### THE REQUEST
Which lines include the word "that"? Copy each of them.

### TASK MATERIAL

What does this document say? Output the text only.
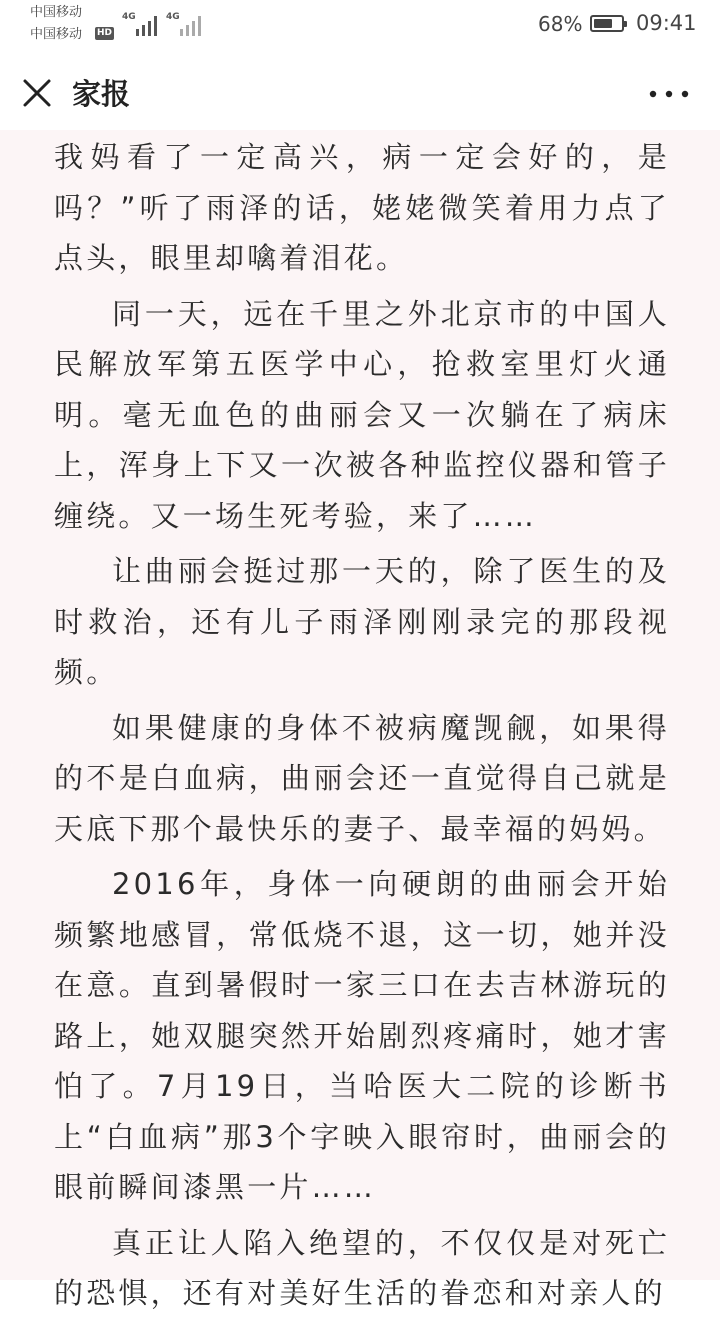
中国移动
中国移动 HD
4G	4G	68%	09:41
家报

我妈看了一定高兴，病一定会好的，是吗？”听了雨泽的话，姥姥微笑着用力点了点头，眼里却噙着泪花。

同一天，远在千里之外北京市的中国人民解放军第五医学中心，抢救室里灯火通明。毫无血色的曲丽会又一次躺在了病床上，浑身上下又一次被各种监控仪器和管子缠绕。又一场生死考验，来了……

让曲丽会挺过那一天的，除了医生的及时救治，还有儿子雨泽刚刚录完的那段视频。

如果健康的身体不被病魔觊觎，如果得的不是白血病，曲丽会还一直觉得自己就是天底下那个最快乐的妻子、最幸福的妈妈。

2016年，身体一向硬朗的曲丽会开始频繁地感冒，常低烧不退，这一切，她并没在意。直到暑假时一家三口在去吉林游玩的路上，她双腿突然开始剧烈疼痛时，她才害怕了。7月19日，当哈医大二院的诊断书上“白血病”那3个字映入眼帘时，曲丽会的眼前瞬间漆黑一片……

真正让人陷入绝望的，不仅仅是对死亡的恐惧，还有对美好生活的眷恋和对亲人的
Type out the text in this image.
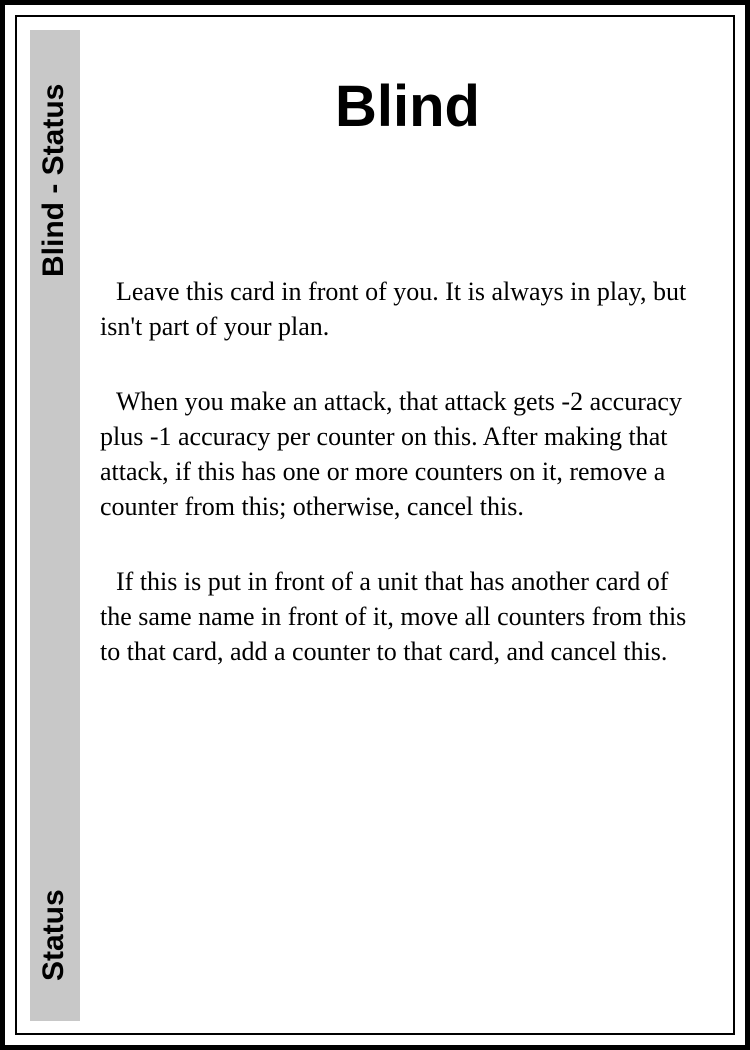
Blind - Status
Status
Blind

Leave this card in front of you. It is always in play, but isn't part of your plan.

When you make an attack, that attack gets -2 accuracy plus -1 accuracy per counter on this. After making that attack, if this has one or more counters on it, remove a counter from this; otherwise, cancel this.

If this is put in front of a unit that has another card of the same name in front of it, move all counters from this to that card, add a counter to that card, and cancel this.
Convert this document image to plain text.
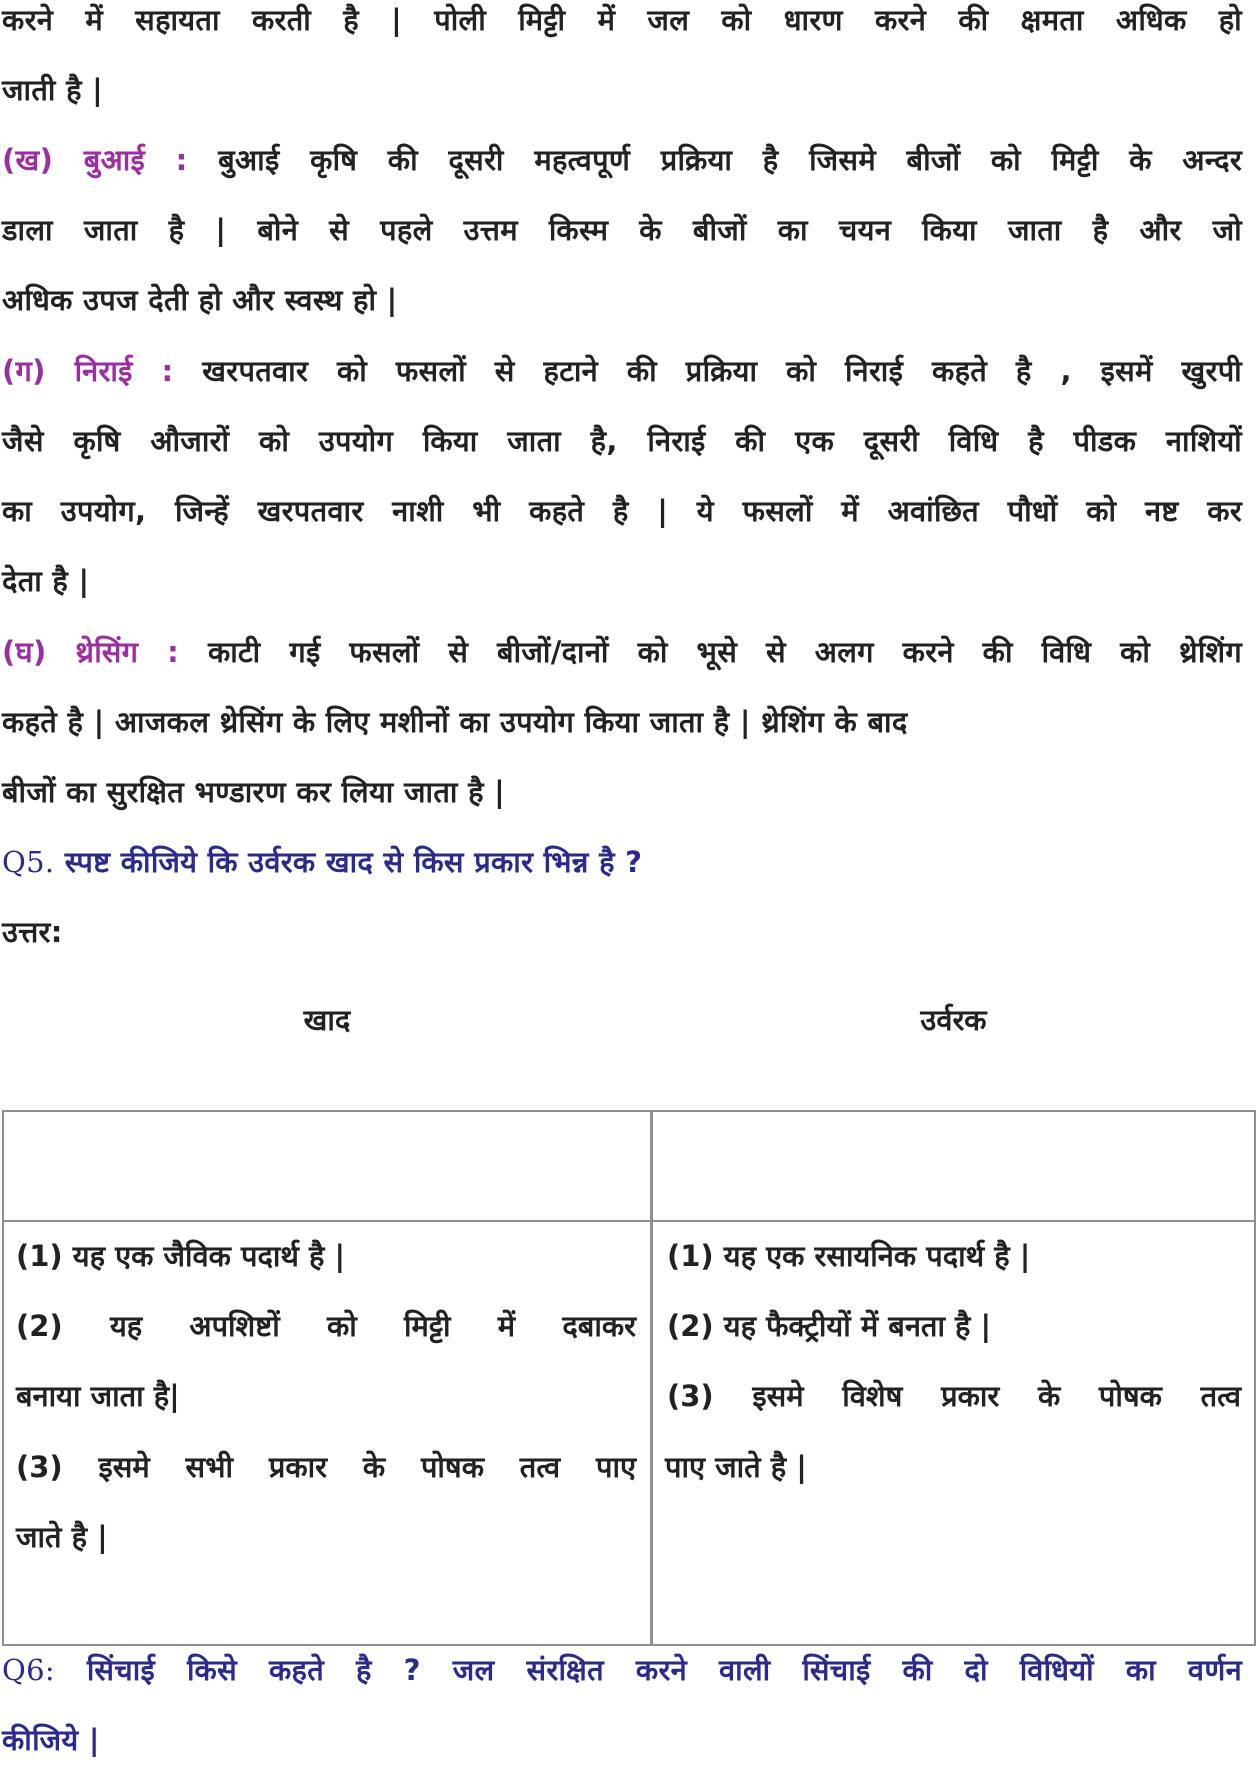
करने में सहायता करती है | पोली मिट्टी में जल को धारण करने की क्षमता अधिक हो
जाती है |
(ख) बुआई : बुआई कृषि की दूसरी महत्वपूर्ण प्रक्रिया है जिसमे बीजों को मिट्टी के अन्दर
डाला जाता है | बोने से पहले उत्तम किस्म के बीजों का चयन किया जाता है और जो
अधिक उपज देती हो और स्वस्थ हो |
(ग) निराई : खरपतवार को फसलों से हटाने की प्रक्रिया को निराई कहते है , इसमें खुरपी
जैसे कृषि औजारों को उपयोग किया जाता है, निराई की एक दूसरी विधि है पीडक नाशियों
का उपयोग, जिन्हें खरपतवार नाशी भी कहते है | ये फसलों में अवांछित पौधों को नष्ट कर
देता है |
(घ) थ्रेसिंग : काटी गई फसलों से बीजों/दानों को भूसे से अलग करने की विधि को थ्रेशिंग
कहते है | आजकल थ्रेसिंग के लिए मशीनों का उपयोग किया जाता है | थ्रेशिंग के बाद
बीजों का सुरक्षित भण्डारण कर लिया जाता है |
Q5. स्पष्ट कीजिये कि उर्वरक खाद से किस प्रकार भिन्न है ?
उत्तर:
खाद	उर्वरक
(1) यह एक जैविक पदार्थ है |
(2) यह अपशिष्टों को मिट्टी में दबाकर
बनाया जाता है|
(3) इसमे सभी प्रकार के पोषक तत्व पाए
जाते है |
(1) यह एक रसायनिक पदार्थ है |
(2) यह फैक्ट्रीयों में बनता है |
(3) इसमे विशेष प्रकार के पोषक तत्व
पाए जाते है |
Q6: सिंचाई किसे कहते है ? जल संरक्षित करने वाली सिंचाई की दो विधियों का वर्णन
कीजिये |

### CORRECT ANSWER
When you make an attack, that attack gets -2 accuracy plus -1 accuracy per counter on this. After making that attack, if this has one or more counters on it, remove a counter from this; otherwise, cancel this.
If this is put in front of a unit that has another card of the same name in front of it, move all counters from this to that card, add a counter to that card, and cancel this.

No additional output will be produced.